— START Record list —

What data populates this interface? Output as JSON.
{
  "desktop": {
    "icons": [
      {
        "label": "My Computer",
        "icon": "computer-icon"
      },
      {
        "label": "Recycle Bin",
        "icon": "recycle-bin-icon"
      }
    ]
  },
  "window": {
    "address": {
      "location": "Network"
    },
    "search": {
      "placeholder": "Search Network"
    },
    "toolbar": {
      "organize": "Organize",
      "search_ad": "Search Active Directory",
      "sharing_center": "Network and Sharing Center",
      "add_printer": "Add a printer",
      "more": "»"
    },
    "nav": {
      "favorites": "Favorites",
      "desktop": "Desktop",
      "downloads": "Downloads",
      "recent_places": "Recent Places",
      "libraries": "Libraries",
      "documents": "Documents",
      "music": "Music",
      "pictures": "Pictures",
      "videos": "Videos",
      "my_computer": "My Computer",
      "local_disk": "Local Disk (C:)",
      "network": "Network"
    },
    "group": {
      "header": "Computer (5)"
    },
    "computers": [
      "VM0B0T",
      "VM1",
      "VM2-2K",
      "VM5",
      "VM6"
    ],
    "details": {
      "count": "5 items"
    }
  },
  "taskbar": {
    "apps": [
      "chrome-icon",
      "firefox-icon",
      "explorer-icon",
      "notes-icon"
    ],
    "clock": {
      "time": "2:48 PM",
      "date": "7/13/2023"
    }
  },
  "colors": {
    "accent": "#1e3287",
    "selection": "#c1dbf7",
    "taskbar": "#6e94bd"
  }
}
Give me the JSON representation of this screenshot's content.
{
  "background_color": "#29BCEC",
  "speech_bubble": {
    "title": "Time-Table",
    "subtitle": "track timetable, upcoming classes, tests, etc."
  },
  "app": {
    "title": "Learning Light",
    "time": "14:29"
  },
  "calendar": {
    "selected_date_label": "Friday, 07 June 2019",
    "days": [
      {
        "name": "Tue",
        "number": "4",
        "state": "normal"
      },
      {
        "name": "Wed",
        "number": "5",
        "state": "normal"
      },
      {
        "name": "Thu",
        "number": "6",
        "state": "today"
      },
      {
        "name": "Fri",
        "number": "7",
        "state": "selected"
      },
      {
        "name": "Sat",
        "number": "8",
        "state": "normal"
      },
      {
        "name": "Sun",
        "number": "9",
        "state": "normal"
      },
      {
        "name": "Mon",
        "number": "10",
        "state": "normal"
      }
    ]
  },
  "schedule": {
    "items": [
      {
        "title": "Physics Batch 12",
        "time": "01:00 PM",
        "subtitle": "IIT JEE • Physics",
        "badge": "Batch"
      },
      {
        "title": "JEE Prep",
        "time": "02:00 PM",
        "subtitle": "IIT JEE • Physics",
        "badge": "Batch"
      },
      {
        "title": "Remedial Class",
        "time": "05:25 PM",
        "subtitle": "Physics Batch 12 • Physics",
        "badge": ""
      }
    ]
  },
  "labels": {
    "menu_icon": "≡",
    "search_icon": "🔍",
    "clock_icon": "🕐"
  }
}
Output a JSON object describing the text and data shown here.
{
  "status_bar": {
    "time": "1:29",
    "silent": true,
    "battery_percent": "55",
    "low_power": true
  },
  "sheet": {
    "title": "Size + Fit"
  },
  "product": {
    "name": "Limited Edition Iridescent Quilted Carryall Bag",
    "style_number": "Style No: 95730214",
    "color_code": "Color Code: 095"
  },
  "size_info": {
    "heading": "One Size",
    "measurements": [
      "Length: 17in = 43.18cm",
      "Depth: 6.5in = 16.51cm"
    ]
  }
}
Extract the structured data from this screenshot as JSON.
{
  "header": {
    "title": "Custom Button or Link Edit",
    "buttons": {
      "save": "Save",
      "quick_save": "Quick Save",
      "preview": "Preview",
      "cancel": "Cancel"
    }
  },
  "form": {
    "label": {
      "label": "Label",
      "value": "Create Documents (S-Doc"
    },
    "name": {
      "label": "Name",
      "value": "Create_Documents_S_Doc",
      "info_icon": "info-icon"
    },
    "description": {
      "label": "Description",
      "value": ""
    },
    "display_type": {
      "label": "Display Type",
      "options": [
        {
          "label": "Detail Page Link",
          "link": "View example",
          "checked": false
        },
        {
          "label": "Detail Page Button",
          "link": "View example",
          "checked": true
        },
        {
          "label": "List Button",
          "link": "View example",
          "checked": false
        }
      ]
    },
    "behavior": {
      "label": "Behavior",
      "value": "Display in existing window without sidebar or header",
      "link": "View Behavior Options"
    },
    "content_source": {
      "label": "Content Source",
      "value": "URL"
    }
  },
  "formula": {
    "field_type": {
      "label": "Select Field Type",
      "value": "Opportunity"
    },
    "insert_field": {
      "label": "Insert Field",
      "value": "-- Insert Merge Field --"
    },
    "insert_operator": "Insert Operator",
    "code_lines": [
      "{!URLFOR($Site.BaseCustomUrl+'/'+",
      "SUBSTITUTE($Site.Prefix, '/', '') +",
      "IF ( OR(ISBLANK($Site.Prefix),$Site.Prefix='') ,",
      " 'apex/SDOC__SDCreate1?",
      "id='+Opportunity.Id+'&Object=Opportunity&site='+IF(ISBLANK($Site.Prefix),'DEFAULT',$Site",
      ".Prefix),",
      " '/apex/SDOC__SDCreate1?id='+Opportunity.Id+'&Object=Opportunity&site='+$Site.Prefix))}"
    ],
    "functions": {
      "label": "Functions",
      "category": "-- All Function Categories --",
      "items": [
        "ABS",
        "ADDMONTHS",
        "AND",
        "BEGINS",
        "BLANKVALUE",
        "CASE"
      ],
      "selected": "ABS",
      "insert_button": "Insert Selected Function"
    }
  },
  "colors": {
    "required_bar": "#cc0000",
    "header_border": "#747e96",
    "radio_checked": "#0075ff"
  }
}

— END Record list —

→ Given request: Output each entry precisely as given.

→ The reply:
What data populates this interface? Output as JSON.
{
  "desktop": {
    "icons": [
      {
        "label": "My Computer",
        "icon": "computer-icon"
      },
      {
        "label": "Recycle Bin",
        "icon": "recycle-bin-icon"
      }
    ]
  },
  "window": {
    "address": {
      "location": "Network"
    },
    "search": {
      "placeholder": "Search Network"
    },
    "toolbar": {
      "organize": "Organize",
      "search_ad": "Search Active Directory",
      "sharing_center": "Network and Sharing Center",
      "add_printer": "Add a printer",
      "more": "»"
    },
    "nav": {
      "favorites": "Favorites",
      "desktop": "Desktop",
      "downloads": "Downloads",
      "recent_places": "Recent Places",
      "libraries": "Libraries",
      "documents": "Documents",
      "music": "Music",
      "pictures": "Pictures",
      "videos": "Videos",
      "my_computer": "My Computer",
      "local_disk": "Local Disk (C:)",
      "network": "Network"
    },
    "group": {
      "header": "Computer (5)"
    },
    "computers": [
      "VM0B0T",
      "VM1",
      "VM2-2K",
      "VM5",
      "VM6"
    ],
    "details": {
      "count": "5 items"
    }
  },
  "taskbar": {
    "apps": [
      "chrome-icon",
      "firefox-icon",
      "explorer-icon",
      "notes-icon"
    ],
    "clock": {
      "time": "2:48 PM",
      "date": "7/13/2023"
    }
  },
  "colors": {
    "accent": "#1e3287",
    "selection": "#c1dbf7",
    "taskbar": "#6e94bd"
  }
}
Give me the JSON representation of this screenshot's content.
{
  "background_color": "#29BCEC",
  "speech_bubble": {
    "title": "Time-Table",
    "subtitle": "track timetable, upcoming classes, tests, etc."
  },
  "app": {
    "title": "Learning Light",
    "time": "14:29"
  },
  "calendar": {
    "selected_date_label": "Friday, 07 June 2019",
    "days": [
      {
        "name": "Tue",
        "number": "4",
        "state": "normal"
      },
      {
        "name": "Wed",
        "number": "5",
        "state": "normal"
      },
      {
        "name": "Thu",
        "number": "6",
        "state": "today"
      },
      {
        "name": "Fri",
        "number": "7",
        "state": "selected"
      },
      {
        "name": "Sat",
        "number": "8",
        "state": "normal"
      },
      {
        "name": "Sun",
        "number": "9",
        "state": "normal"
      },
      {
        "name": "Mon",
        "number": "10",
        "state": "normal"
      }
    ]
  },
  "schedule": {
    "items": [
      {
        "title": "Physics Batch 12",
        "time": "01:00 PM",
        "subtitle": "IIT JEE • Physics",
        "badge": "Batch"
      },
      {
        "title": "JEE Prep",
        "time": "02:00 PM",
        "subtitle": "IIT JEE • Physics",
        "badge": "Batch"
      },
      {
        "title": "Remedial Class",
        "time": "05:25 PM",
        "subtitle": "Physics Batch 12 • Physics",
        "badge": ""
      }
    ]
  },
  "labels": {
    "menu_icon": "≡",
    "search_icon": "🔍",
    "clock_icon": "🕐"
  }
}
Output a JSON object describing the text and data shown here.
{
  "status_bar": {
    "time": "1:29",
    "silent": true,
    "battery_percent": "55",
    "low_power": true
  },
  "sheet": {
    "title": "Size + Fit"
  },
  "product": {
    "name": "Limited Edition Iridescent Quilted Carryall Bag",
    "style_number": "Style No: 95730214",
    "color_code": "Color Code: 095"
  },
  "size_info": {
    "heading": "One Size",
    "measurements": [
      "Length: 17in = 43.18cm",
      "Depth: 6.5in = 16.51cm"
    ]
  }
}
Extract the structured data from this screenshot as JSON.
{
  "header": {
    "title": "Custom Button or Link Edit",
    "buttons": {
      "save": "Save",
      "quick_save": "Quick Save",
      "preview": "Preview",
      "cancel": "Cancel"
    }
  },
  "form": {
    "label": {
      "label": "Label",
      "value": "Create Documents (S-Doc"
    },
    "name": {
      "label": "Name",
      "value": "Create_Documents_S_Doc",
      "info_icon": "info-icon"
    },
    "description": {
      "label": "Description",
      "value": ""
    },
    "display_type": {
      "label": "Display Type",
      "options": [
        {
          "label": "Detail Page Link",
          "link": "View example",
          "checked": false
        },
        {
          "label": "Detail Page Button",
          "link": "View example",
          "checked": true
        },
        {
          "label": "List Button",
          "link": "View example",
          "checked": false
        }
      ]
    },
    "behavior": {
      "label": "Behavior",
      "value": "Display in existing window without sidebar or header",
      "link": "View Behavior Options"
    },
    "content_source": {
      "label": "Content Source",
      "value": "URL"
    }
  },
  "formula": {
    "field_type": {
      "label": "Select Field Type",
      "value": "Opportunity"
    },
    "insert_field": {
      "label": "Insert Field",
      "value": "-- Insert Merge Field --"
    },
    "insert_operator": "Insert Operator",
    "code_lines": [
      "{!URLFOR($Site.BaseCustomUrl+'/'+",
      "SUBSTITUTE($Site.Prefix, '/', '') +",
      "IF ( OR(ISBLANK($Site.Prefix),$Site.Prefix='') ,",
      " 'apex/SDOC__SDCreate1?",
      "id='+Opportunity.Id+'&Object=Opportunity&site='+IF(ISBLANK($Site.Prefix),'DEFAULT',$Site",
      ".Prefix),",
      " '/apex/SDOC__SDCreate1?id='+Opportunity.Id+'&Object=Opportunity&site='+$Site.Prefix))}"
    ],
    "functions": {
      "label": "Functions",
      "category": "-- All Function Categories --",
      "items": [
        "ABS",
        "ADDMONTHS",
        "AND",
        "BEGINS",
        "BLANKVALUE",
        "CASE"
      ],
      "selected": "ABS",
      "insert_button": "Insert Selected Function"
    }
  },
  "colors": {
    "required_bar": "#cc0000",
    "header_border": "#747e96",
    "radio_checked": "#0075ff"
  }
}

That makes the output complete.